**Excerpt**.
::::::

URL to the preregistered Stage 1 protocol: https://osf.io/5mxp6
Level of bias control achieved: Level 6. No part of the data or evidence that will be used to answer the research question yet exists and no part will be generated until after IPA.
List of eligible PCI RR-friendly journals:
DOI or URL of the report: https://osf.io/f3yab/?view_only=33e5875516d144ed98509c7871242b31
Version of the report: v4
Dear Leon Xiao,
Thank you for submitting the revised Stage 1 of the manuscript. You’ve done comprehensive work and carefully responded to all requests. All the reviewers are satisfied with the revisions, and I agree that the manuscript is now closer to the IPA. However, I must request a few more revisions before we meet the PCI RR standards.
1. Regarding the philosophy of hypothesis testing in general, there should always be a good reason for testing a hypothesis (PCI RR criterion 1B). Although a lot of relevant information is included in the manuscript, we are still lacking explicit justifications, i.e., *why* does the study expect that each hypothesis will be true. With H1 and H2, for instance, I would agree that because loot boxes are ‘banned’ in the country, there is a good reason to expect virtually no loot boxes at all. But you should explicitly provide such rationale, e.g. “Based on loot boxes being banned in Belgium, there will be no loot boxes in Belgium”. The justification can be inside or before/after the hypothesis, but there must always be a clear justification.
2. As an example of the above issue: on page 8, after stating the hypotheses, a conflicting interpretation of H1 and H2 seems to occur: “Hypotheses 1 and 2 mean that a Belgian loot box prevalence rate of *less*than or equal to 2% will be found”, while the actual H1 and H2 state a *higher* prevalence. Lower prevalence, again, is suggested on page 13, but higher is suggested in the table at the end of the MS. Please clarify and justify which result is expected. Also, please note that, as currently H6 expects that at least 3 games will include loot boxes, this would conflict with expecting less than 3% loot box prevalence (H1 and H2). Clearly stating the rationale in each case will solve this.
3. Justification is also needed in Type 1 error control. It currently reads: “The rate of 2% was chosen instead of 0% to provide type 1 error control.” But one needs to justify why 0.02 was chosen as a control. I provided one such example in my previous letter (a previous study found 1 false positive, which was doubled to be safe). As I have now read your new commentary paper, which demonstrates no less than 22.9% (!) disagreement rate between two studies, it might be justifiable to use even more control than 2% (one of the examples in the commentary reminds me of the problematics in assessing the level of skill, when evaluating a mechanic to be considered gambling/loot box, see:
Lipton, M. D., Lazarus, M. C., & Weber, K. J. (2005). Games of skill and chance in Canada. Gaming Law Review, 9(1), 10-18.)

::::::

**Given entries**.
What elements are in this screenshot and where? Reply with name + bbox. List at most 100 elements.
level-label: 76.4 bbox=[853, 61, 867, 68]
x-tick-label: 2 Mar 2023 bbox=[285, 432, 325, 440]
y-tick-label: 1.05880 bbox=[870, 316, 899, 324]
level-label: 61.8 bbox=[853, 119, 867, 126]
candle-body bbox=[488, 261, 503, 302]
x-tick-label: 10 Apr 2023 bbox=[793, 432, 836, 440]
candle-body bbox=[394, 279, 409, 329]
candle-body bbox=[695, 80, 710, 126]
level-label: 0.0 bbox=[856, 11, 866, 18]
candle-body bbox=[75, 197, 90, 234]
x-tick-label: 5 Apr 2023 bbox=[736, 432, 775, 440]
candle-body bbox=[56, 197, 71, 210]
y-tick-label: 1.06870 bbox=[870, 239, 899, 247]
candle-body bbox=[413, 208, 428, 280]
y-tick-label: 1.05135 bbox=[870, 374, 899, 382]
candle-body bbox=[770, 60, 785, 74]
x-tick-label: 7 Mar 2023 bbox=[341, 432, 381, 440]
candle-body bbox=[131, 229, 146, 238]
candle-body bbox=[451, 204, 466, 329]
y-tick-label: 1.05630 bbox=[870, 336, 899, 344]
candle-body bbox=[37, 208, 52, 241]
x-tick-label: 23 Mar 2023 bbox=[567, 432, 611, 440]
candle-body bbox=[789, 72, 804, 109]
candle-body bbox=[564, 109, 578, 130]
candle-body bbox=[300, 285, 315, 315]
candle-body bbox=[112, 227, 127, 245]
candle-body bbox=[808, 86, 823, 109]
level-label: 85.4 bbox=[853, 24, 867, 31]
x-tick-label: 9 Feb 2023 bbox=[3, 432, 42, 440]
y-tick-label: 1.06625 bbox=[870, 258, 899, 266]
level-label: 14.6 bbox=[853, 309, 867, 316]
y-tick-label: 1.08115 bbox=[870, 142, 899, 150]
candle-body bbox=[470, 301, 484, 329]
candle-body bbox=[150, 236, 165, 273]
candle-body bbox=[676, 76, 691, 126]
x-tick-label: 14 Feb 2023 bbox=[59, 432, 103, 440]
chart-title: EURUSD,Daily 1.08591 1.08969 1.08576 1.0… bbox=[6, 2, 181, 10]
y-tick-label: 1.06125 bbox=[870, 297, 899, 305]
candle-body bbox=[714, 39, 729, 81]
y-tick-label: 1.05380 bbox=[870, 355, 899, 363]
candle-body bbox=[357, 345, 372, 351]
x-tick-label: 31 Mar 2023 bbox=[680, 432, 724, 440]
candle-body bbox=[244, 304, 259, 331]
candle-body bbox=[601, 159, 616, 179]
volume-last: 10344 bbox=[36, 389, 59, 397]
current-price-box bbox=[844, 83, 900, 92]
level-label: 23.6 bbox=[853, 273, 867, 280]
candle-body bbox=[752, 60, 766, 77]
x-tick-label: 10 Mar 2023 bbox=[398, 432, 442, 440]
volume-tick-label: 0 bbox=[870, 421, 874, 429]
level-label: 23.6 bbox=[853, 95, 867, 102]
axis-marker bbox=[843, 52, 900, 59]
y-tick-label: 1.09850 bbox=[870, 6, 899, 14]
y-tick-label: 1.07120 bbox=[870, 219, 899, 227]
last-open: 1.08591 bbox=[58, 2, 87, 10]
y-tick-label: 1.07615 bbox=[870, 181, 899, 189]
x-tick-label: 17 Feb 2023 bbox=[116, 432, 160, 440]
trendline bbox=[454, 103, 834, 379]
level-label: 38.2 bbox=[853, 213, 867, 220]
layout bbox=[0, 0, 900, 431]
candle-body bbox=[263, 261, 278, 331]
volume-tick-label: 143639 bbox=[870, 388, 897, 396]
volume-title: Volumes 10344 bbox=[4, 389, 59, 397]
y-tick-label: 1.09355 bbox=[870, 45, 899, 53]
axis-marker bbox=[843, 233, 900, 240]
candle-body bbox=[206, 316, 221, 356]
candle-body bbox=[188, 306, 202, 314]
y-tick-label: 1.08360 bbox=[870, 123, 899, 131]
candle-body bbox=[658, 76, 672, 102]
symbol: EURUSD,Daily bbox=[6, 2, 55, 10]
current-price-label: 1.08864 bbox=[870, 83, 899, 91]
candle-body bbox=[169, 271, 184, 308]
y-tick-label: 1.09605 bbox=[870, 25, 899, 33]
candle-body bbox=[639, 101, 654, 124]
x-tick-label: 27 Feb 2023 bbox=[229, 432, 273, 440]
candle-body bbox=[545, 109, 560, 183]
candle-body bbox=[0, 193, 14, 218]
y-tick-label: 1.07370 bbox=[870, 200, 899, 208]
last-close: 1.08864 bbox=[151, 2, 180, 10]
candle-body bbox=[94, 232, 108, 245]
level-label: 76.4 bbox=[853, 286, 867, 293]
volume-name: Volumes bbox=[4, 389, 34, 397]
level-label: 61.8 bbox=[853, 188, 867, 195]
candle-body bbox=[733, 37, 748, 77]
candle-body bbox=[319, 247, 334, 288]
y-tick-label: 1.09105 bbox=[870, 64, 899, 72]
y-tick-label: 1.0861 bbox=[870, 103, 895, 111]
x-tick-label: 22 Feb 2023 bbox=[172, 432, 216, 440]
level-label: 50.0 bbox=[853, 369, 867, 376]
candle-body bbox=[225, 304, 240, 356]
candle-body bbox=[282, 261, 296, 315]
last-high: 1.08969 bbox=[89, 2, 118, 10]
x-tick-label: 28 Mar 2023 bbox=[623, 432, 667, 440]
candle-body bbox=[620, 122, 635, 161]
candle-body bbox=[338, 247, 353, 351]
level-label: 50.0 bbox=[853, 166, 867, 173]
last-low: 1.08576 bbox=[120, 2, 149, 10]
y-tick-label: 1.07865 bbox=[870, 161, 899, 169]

::::::

**Set of tasks**.
(A) Say whether each statement agrees with the loot box review letter, and answer yes or no for each, quoting the deciding words from the letter. (i) Every reviewer is satisfied with the revisions. (ii) The level of bias control achieved is Level 5. (iii) The new commentary paper shows a disagreement rate of at least 22.9% between two studies.
(B) Pick up the loot box review letter at the end of its final line and continue writing it.

**Set of answers**.
(A)
(i) Yes: "All the reviewers are satisfied with the revisions"
(ii) No: "Level of bias control achieved: Level 6."
(iii) Yes: "which demonstrates no less than 22.9% (!) disagreement rate between two studies"

(B)
(I mention this paper just it in case it might be useful later)
To be clear, it is up to you to decide what error control to use, and you can definitely keep 2%, but whatever number you use, please justify it (at least briefly explain why it was chosen). For these hypotheses, perhaps also address the possibility that some loot boxes operate with a license and, if such evidence is found, they will not count in H1/H2. In general, it could be useful to refer to “unlicensed loot boxes” maybe?
4. Regarding H4 and H5, there seems to be no justification and, as you say, the numbers are based on mere intuition (theoretically, you could craft 101 unique hypotheses for the prevalence and one of them would be true!). Therefore, I must ask you remove these hypotheses (unless a good justification is found). When a research field is not yet at a stage where hypotheses can be crafted based on good existing knowledge, more work is needed before hypothesis testing can be started. See e.g.,
Scheel, A. M., Tiokhin, L., Isager, P. M., & Lakens, D. (2021). Why hypothesis testers should spend less time testing hypotheses. Perspectives on Psychological Science, 16(4), 744-755.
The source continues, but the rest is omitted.